— begin GIVEN RECORDS —

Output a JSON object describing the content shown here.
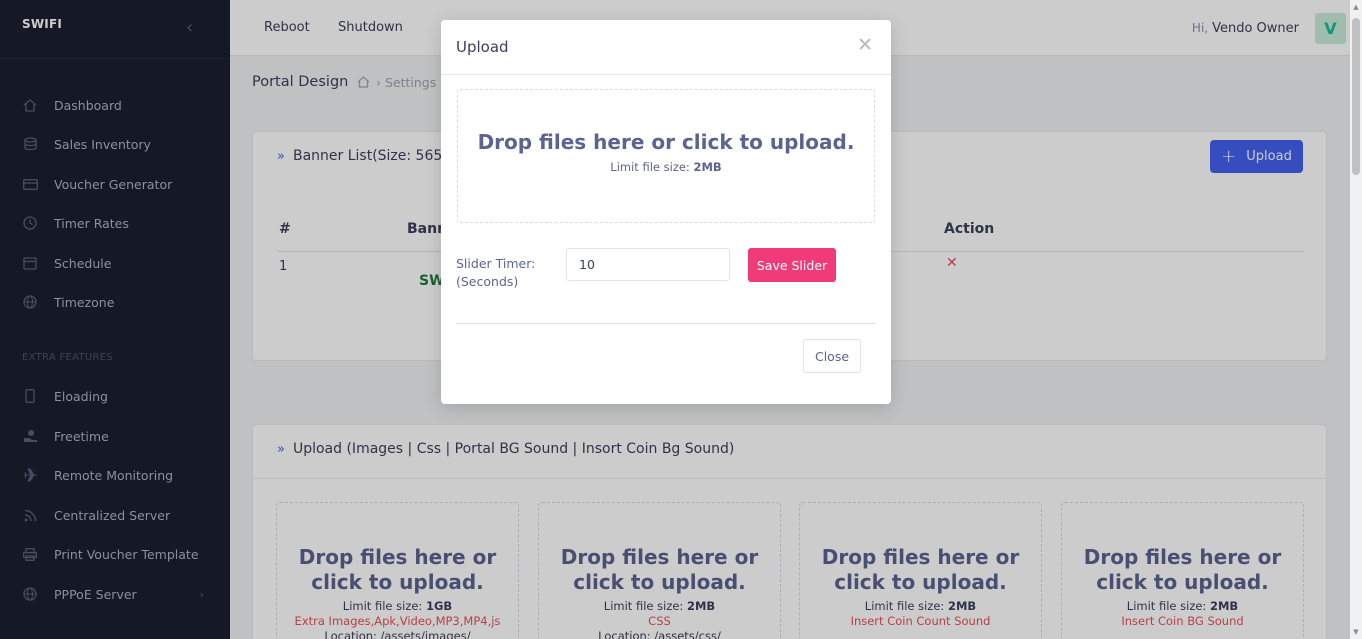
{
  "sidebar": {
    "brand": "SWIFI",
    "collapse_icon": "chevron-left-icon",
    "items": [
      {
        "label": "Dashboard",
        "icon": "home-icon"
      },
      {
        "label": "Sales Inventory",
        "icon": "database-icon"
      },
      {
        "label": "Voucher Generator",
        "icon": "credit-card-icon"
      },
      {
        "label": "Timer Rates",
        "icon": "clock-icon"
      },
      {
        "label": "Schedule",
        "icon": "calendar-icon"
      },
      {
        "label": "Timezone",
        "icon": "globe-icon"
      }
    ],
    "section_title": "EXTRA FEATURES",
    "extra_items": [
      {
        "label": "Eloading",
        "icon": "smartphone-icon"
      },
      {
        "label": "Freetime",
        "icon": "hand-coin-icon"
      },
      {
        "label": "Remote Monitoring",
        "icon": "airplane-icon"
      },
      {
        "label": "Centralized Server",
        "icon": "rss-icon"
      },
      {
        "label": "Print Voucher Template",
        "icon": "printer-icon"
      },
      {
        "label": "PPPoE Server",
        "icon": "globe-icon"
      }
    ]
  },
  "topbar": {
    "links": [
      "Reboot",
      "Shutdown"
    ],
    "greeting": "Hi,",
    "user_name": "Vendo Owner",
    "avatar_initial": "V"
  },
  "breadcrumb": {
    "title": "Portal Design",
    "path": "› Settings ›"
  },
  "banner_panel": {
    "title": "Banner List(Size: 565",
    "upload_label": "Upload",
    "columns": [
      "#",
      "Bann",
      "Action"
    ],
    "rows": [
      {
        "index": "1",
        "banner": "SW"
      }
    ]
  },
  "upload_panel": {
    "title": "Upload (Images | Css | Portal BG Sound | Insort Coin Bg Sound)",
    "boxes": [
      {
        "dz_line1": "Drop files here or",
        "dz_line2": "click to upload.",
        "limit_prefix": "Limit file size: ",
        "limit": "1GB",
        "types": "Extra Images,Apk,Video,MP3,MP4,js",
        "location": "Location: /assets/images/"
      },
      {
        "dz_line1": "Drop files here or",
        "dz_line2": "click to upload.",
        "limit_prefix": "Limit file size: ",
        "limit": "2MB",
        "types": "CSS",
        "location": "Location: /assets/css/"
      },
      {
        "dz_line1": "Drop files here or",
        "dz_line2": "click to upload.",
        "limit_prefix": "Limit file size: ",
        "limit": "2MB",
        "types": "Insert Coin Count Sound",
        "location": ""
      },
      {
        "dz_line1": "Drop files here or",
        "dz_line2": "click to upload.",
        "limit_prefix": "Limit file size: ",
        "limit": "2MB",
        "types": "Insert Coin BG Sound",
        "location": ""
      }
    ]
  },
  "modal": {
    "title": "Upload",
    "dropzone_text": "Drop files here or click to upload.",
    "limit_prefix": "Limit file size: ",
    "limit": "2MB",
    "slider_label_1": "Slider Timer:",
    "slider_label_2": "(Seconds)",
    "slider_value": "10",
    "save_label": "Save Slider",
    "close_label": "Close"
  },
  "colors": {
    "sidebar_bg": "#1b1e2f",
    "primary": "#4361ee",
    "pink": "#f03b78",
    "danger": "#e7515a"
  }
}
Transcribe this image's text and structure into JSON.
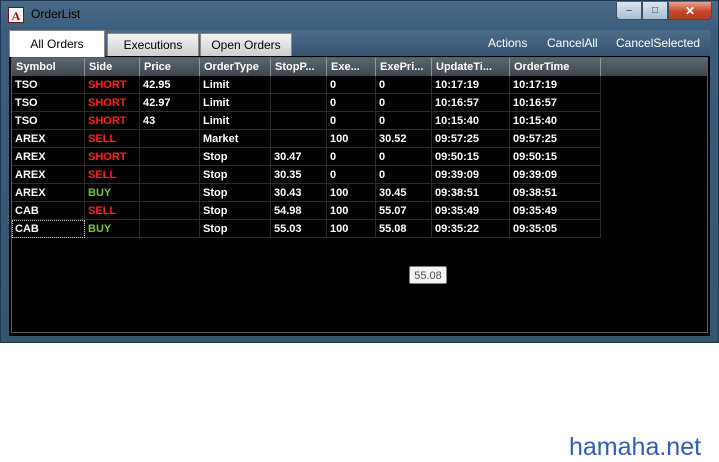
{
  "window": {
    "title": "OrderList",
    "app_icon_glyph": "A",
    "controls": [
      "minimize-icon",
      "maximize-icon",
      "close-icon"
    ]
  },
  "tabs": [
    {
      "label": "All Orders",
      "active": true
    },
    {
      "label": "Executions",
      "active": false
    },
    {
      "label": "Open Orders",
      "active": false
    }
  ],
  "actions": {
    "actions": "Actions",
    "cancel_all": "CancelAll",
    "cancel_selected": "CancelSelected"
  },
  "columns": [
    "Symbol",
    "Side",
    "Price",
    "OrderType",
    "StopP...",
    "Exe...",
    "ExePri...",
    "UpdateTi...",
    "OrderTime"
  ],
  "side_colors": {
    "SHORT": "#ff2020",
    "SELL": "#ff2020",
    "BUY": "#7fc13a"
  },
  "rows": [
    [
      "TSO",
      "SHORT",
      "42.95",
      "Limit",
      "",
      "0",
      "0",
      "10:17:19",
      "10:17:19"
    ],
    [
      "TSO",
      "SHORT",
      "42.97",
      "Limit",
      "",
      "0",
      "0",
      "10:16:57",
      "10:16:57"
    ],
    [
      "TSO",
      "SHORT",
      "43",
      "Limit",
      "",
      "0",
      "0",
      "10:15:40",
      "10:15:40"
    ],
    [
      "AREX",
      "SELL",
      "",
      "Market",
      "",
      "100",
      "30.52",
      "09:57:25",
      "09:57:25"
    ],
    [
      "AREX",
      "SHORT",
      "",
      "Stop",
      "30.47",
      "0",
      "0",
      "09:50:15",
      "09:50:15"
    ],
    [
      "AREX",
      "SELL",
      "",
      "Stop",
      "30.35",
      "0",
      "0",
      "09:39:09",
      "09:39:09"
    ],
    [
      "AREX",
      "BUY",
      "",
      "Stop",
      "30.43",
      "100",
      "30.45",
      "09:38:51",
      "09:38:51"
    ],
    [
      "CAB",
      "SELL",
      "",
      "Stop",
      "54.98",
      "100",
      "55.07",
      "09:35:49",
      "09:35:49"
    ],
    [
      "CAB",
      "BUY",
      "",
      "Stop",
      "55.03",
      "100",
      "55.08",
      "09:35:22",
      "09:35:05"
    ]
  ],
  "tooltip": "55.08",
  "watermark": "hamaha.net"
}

— end GIVEN RECORDS —

Return the listing above word for word, with the pictures removed.

Output a JSON object describing the content shown here.
{
  "sidebar": {
    "brand": "SWIFI",
    "collapse_icon": "chevron-left-icon",
    "items": [
      {
        "label": "Dashboard",
        "icon": "home-icon"
      },
      {
        "label": "Sales Inventory",
        "icon": "database-icon"
      },
      {
        "label": "Voucher Generator",
        "icon": "credit-card-icon"
      },
      {
        "label": "Timer Rates",
        "icon": "clock-icon"
      },
      {
        "label": "Schedule",
        "icon": "calendar-icon"
      },
      {
        "label": "Timezone",
        "icon": "globe-icon"
      }
    ],
    "section_title": "EXTRA FEATURES",
    "extra_items": [
      {
        "label": "Eloading",
        "icon": "smartphone-icon"
      },
      {
        "label": "Freetime",
        "icon": "hand-coin-icon"
      },
      {
        "label": "Remote Monitoring",
        "icon": "airplane-icon"
      },
      {
        "label": "Centralized Server",
        "icon": "rss-icon"
      },
      {
        "label": "Print Voucher Template",
        "icon": "printer-icon"
      },
      {
        "label": "PPPoE Server",
        "icon": "globe-icon"
      }
    ]
  },
  "topbar": {
    "links": [
      "Reboot",
      "Shutdown"
    ],
    "greeting": "Hi,",
    "user_name": "Vendo Owner",
    "avatar_initial": "V"
  },
  "breadcrumb": {
    "title": "Portal Design",
    "path": "› Settings ›"
  },
  "banner_panel": {
    "title": "Banner List(Size: 565",
    "upload_label": "Upload",
    "columns": [
      "#",
      "Bann",
      "Action"
    ],
    "rows": [
      {
        "index": "1",
        "banner": "SW"
      }
    ]
  },
  "upload_panel": {
    "title": "Upload (Images | Css | Portal BG Sound | Insort Coin Bg Sound)",
    "boxes": [
      {
        "dz_line1": "Drop files here or",
        "dz_line2": "click to upload.",
        "limit_prefix": "Limit file size: ",
        "limit": "1GB",
        "types": "Extra Images,Apk,Video,MP3,MP4,js",
        "location": "Location: /assets/images/"
      },
      {
        "dz_line1": "Drop files here or",
        "dz_line2": "click to upload.",
        "limit_prefix": "Limit file size: ",
        "limit": "2MB",
        "types": "CSS",
        "location": "Location: /assets/css/"
      },
      {
        "dz_line1": "Drop files here or",
        "dz_line2": "click to upload.",
        "limit_prefix": "Limit file size: ",
        "limit": "2MB",
        "types": "Insert Coin Count Sound",
        "location": ""
      },
      {
        "dz_line1": "Drop files here or",
        "dz_line2": "click to upload.",
        "limit_prefix": "Limit file size: ",
        "limit": "2MB",
        "types": "Insert Coin BG Sound",
        "location": ""
      }
    ]
  },
  "modal": {
    "title": "Upload",
    "dropzone_text": "Drop files here or click to upload.",
    "limit_prefix": "Limit file size: ",
    "limit": "2MB",
    "slider_label_1": "Slider Timer:",
    "slider_label_2": "(Seconds)",
    "slider_value": "10",
    "save_label": "Save Slider",
    "close_label": "Close"
  },
  "colors": {
    "sidebar_bg": "#1b1e2f",
    "primary": "#4361ee",
    "pink": "#f03b78",
    "danger": "#e7515a"
  }
}
Transcribe this image's text and structure into JSON.
{
  "window": {
    "title": "OrderList",
    "app_icon_glyph": "A",
    "controls": [
      "minimize-icon",
      "maximize-icon",
      "close-icon"
    ]
  },
  "tabs": [
    {
      "label": "All Orders",
      "active": true
    },
    {
      "label": "Executions",
      "active": false
    },
    {
      "label": "Open Orders",
      "active": false
    }
  ],
  "actions": {
    "actions": "Actions",
    "cancel_all": "CancelAll",
    "cancel_selected": "CancelSelected"
  },
  "columns": [
    "Symbol",
    "Side",
    "Price",
    "OrderType",
    "StopP...",
    "Exe...",
    "ExePri...",
    "UpdateTi...",
    "OrderTime"
  ],
  "side_colors": {
    "SHORT": "#ff2020",
    "SELL": "#ff2020",
    "BUY": "#7fc13a"
  },
  "rows": [
    [
      "TSO",
      "SHORT",
      "42.95",
      "Limit",
      "",
      "0",
      "0",
      "10:17:19",
      "10:17:19"
    ],
    [
      "TSO",
      "SHORT",
      "42.97",
      "Limit",
      "",
      "0",
      "0",
      "10:16:57",
      "10:16:57"
    ],
    [
      "TSO",
      "SHORT",
      "43",
      "Limit",
      "",
      "0",
      "0",
      "10:15:40",
      "10:15:40"
    ],
    [
      "AREX",
      "SELL",
      "",
      "Market",
      "",
      "100",
      "30.52",
      "09:57:25",
      "09:57:25"
    ],
    [
      "AREX",
      "SHORT",
      "",
      "Stop",
      "30.47",
      "0",
      "0",
      "09:50:15",
      "09:50:15"
    ],
    [
      "AREX",
      "SELL",
      "",
      "Stop",
      "30.35",
      "0",
      "0",
      "09:39:09",
      "09:39:09"
    ],
    [
      "AREX",
      "BUY",
      "",
      "Stop",
      "30.43",
      "100",
      "30.45",
      "09:38:51",
      "09:38:51"
    ],
    [
      "CAB",
      "SELL",
      "",
      "Stop",
      "54.98",
      "100",
      "55.07",
      "09:35:49",
      "09:35:49"
    ],
    [
      "CAB",
      "BUY",
      "",
      "Stop",
      "55.03",
      "100",
      "55.08",
      "09:35:22",
      "09:35:05"
    ]
  ],
  "tooltip": "55.08",
  "watermark": "hamaha.net"
}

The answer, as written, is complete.